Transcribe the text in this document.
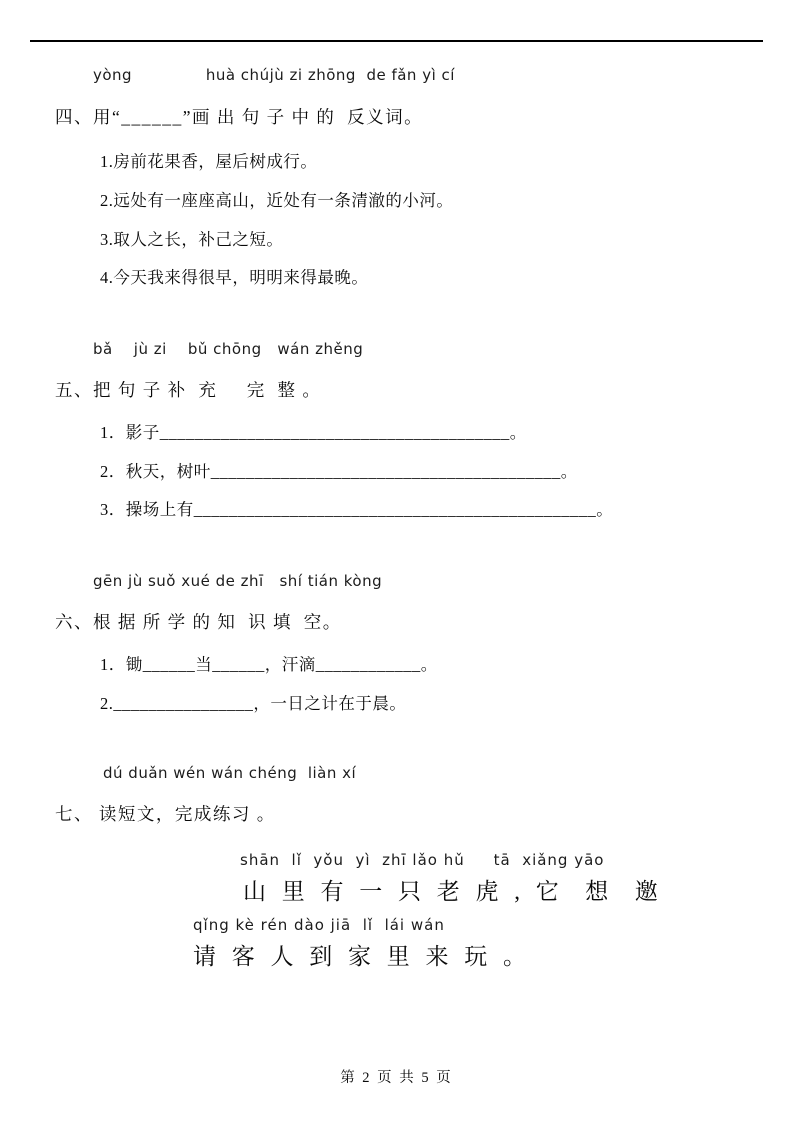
yòng              huà chújù zi zhōng  de fǎn yì cí
四、用“______”画 出 句 子 中 的  反义词。
1.房前花果香，屋后树成行。
2.远处有一座座高山，近处有一条清澈的小河。
3.取人之长，补己之短。
4.今天我来得很早，明明来得最晚。
bǎ    jù zi    bǔ chōng   wán zhěng
五、把 句 子 补  充     完  整 。
1．影子________________________________________。
2．秋天，树叶________________________________________。
3．操场上有______________________________________________。
gēn jù suǒ xué de zhī   shí tián kòng
六、根 据 所 学 的 知  识 填  空。
1．锄______当______，汗滴____________。
2.________________，一日之计在于晨。
dú duǎn wén wán chéng  liàn xí
七、 读短文，完成练习 。
shān  lǐ  yǒu  yì  zhī lǎo hǔ     tā  xiǎng yāo
山 里 有 一 只 老 虎 , 它  想  邀
qǐng kè rén dào jiā  lǐ  lái wán
请 客 人 到 家 里 来 玩 。
第 2 页 共 5 页
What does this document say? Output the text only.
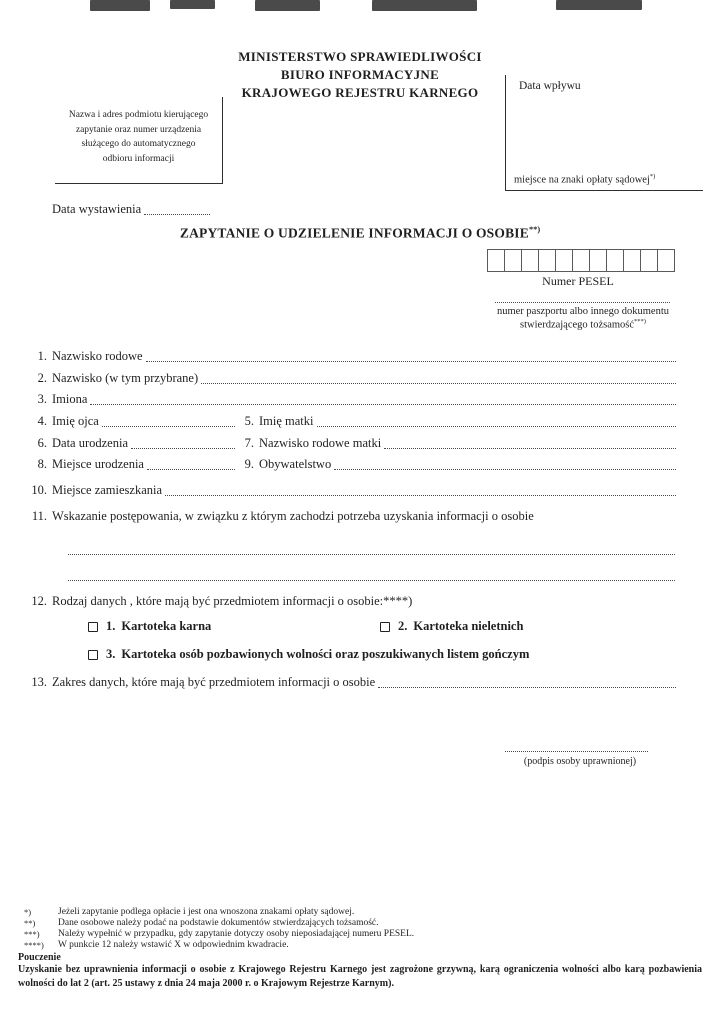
MINISTERSTWO SPRAWIEDLIWOŚCI
BIURO INFORMACYJNE
KRAJOWEGO REJESTRU KARNEGO	Data wpływu
miejsce na znaki opłaty sądowej*)
Nazwa i adres podmiotu kierującego
zapytanie oraz numer urządzenia
służącego do automatycznego
odbioru informacji
Data wystawienia
ZAPYTANIE O UDZIELENIE INFORMACJI O OSOBIE**)
Numer PESEL
numer paszportu albo innego dokumentu
stwierdzającego tożsamość***)
1. Nazwisko rodowe
2. Nazwisko (w tym przybrane)
3. Imiona
4. Imię ojca	5. Imię matki
6. Data urodzenia	7. Nazwisko rodowe matki
8. Miejsce urodzenia	9. Obywatelstwo
10. Miejsce zamieszkania
11. Wskazanie postępowania, w związku z którym zachodzi potrzeba uzyskania informacji o osobie
12. Rodzaj danych , które mają być przedmiotem informacji o osobie:****)
1. Kartoteka karna	2. Kartoteka nieletnich
3. Kartoteka osób pozbawionych wolności oraz poszukiwanych listem gończym
13. Zakres danych, które mają być przedmiotem informacji o osobie
(podpis osoby uprawnionej)
*)	Jeżeli zapytanie podlega opłacie i jest ona wnoszona znakami opłaty sądowej.
**)	Dane osobowe należy podać na podstawie dokumentów stwierdzających tożsamość.
***)	Należy wypełnić w przypadku, gdy zapytanie dotyczy osoby nieposiadającej numeru PESEL.
****)	W punkcie 12 należy wstawić X w odpowiednim kwadracie.
Pouczenie
Uzyskanie bez uprawnienia informacji o osobie z Krajowego Rejestru Karnego jest zagrożone grzywną, karą ograniczenia wolności albo karą pozbawienia wolności do lat 2 (art. 25 ustawy z dnia 24 maja 2000 r. o Krajowym Rejestrze Karnym).
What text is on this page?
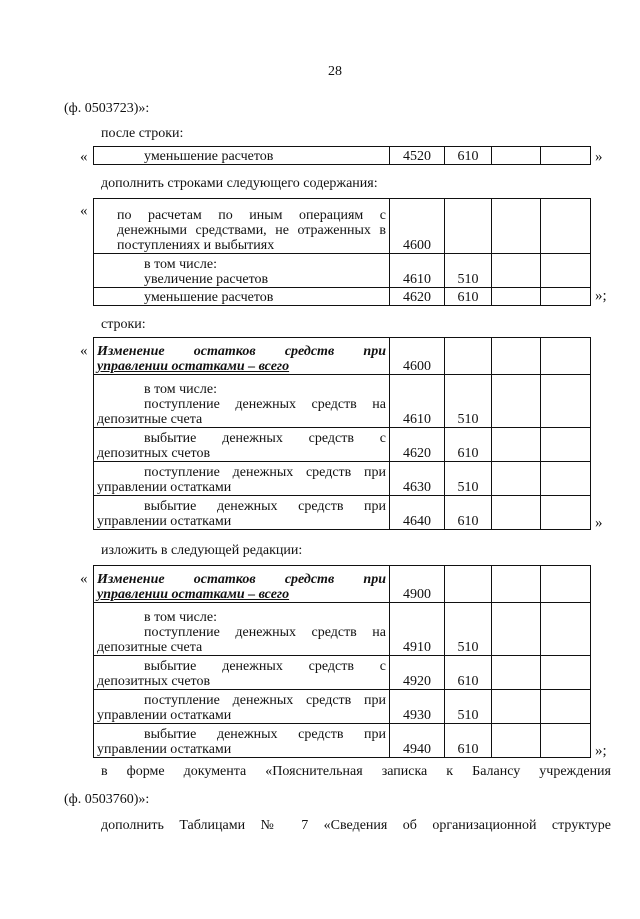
28
(ф. 0503723)»:
после строки:
«	уменьшение расчетов	4520	610			»
дополнить строками следующего содержания:
«	по расчетам по иным операциям с денежными средствами, не отраженных в поступлениях и выбытиях	4600			

в том числе:
увеличение расчетов	4610	510		

уменьшение расчетов	4620	610			»;
строки:
« Изменение остатков средств при
управлении остатками – всего	4600			

в том числе:
поступление денежных средств на
депозитные счета	4610	510		

выбытие денежных средств с
депозитных счетов	4620	610		

поступление денежных средств при
управлении остатками	4630	510		

выбытие денежных средств при
управлении остатками	4640	610			»
изложить в следующей редакции:
« Изменение остатков средств при
управлении остатками – всего	4900			

в том числе:
поступление денежных средств на
депозитные счета	4910	510		

выбытие денежных средств с
депозитных счетов	4920	610		

поступление денежных средств при
управлении остатками	4930	510		

выбытие денежных средств при
управлении остатками	4940	610			»;
в форме документа «Пояснительная записка к Балансу учреждения
(ф. 0503760)»:
дополнить Таблицами № 7 «Сведения об организационной структуре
━━━━━━━━
TASK PROMPT: With pictures left out, repeat exactly the lines from the line bearing "What text is on this page?" through the final line of the records above.

OUTPUT OF THE TASK:
What text is on this page?
28
(ф. 0503723)»:
после строки:
«	уменьшение расчетов	4520	610			»
дополнить строками следующего содержания:
«	по расчетам по иным операциям с денежными средствами, не отраженных в поступлениях и выбытиях	4600			

в том числе:
увеличение расчетов	4610	510		

уменьшение расчетов	4620	610			»;
строки:
« Изменение остатков средств при
управлении остатками – всего	4600			

в том числе:
поступление денежных средств на
депозитные счета	4610	510		

выбытие денежных средств с
депозитных счетов	4620	610		

поступление денежных средств при
управлении остатками	4630	510		

выбытие денежных средств при
управлении остатками	4640	610			»
изложить в следующей редакции:
« Изменение остатков средств при
управлении остатками – всего	4900			

в том числе:
поступление денежных средств на
депозитные счета	4910	510		

выбытие денежных средств с
депозитных счетов	4920	610		

поступление денежных средств при
управлении остатками	4930	510		

выбытие денежных средств при
управлении остатками	4940	610			»;
в форме документа «Пояснительная записка к Балансу учреждения
(ф. 0503760)»:
дополнить Таблицами № 7 «Сведения об организационной структуре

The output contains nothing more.